__Extracted records__
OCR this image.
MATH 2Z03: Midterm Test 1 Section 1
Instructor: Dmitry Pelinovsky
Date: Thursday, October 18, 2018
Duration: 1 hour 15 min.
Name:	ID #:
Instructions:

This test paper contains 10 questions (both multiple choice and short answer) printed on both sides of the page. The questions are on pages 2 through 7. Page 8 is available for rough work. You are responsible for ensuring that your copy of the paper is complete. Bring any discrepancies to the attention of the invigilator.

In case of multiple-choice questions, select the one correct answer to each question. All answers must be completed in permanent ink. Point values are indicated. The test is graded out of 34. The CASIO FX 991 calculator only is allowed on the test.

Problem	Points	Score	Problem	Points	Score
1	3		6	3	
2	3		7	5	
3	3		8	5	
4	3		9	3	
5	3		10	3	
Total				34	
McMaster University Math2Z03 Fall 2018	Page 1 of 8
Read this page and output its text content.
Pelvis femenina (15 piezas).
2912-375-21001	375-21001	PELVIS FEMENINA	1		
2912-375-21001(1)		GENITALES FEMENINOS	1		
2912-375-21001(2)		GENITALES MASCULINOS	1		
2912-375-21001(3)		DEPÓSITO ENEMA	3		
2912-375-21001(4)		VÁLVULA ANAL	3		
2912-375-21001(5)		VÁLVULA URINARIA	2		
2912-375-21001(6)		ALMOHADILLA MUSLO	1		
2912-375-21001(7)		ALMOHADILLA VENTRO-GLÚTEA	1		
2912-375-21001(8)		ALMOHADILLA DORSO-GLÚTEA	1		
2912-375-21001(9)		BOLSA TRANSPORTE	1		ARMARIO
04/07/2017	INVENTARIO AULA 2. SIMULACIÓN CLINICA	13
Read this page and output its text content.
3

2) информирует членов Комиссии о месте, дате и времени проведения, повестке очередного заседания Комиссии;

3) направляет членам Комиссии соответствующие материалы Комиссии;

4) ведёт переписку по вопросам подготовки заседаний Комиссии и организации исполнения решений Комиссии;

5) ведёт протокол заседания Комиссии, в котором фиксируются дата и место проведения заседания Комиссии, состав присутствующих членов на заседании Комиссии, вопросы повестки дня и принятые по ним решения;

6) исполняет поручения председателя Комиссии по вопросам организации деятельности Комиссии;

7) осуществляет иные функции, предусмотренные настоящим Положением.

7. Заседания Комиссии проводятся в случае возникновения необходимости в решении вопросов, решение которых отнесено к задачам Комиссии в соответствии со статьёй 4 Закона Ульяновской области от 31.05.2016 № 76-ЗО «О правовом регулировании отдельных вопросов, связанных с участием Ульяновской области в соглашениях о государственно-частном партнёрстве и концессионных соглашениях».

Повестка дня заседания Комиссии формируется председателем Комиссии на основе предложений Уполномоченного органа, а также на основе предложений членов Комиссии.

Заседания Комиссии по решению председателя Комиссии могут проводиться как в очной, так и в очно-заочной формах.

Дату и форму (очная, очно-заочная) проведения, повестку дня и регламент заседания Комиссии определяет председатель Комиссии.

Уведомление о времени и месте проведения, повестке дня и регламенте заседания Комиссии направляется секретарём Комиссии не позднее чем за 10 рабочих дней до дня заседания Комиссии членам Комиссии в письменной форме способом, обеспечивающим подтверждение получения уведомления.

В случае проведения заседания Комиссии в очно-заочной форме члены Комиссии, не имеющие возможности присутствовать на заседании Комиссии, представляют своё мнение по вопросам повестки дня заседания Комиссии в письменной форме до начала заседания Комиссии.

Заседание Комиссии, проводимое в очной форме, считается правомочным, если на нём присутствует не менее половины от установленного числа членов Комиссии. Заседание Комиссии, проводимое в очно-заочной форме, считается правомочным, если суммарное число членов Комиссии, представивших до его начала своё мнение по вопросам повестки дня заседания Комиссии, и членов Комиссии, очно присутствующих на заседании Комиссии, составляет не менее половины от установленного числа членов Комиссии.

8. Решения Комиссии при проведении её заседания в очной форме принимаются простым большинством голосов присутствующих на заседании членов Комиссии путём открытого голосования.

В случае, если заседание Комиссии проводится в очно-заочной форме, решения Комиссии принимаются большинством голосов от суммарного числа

__Stated problem__
Copy every line that includes the string "GENITALES" from the material above.

__Task response__
2912-375-21001(1)		GENITALES FEMENINOS	1		
2912-375-21001(2)		GENITALES MASCULINOS	1		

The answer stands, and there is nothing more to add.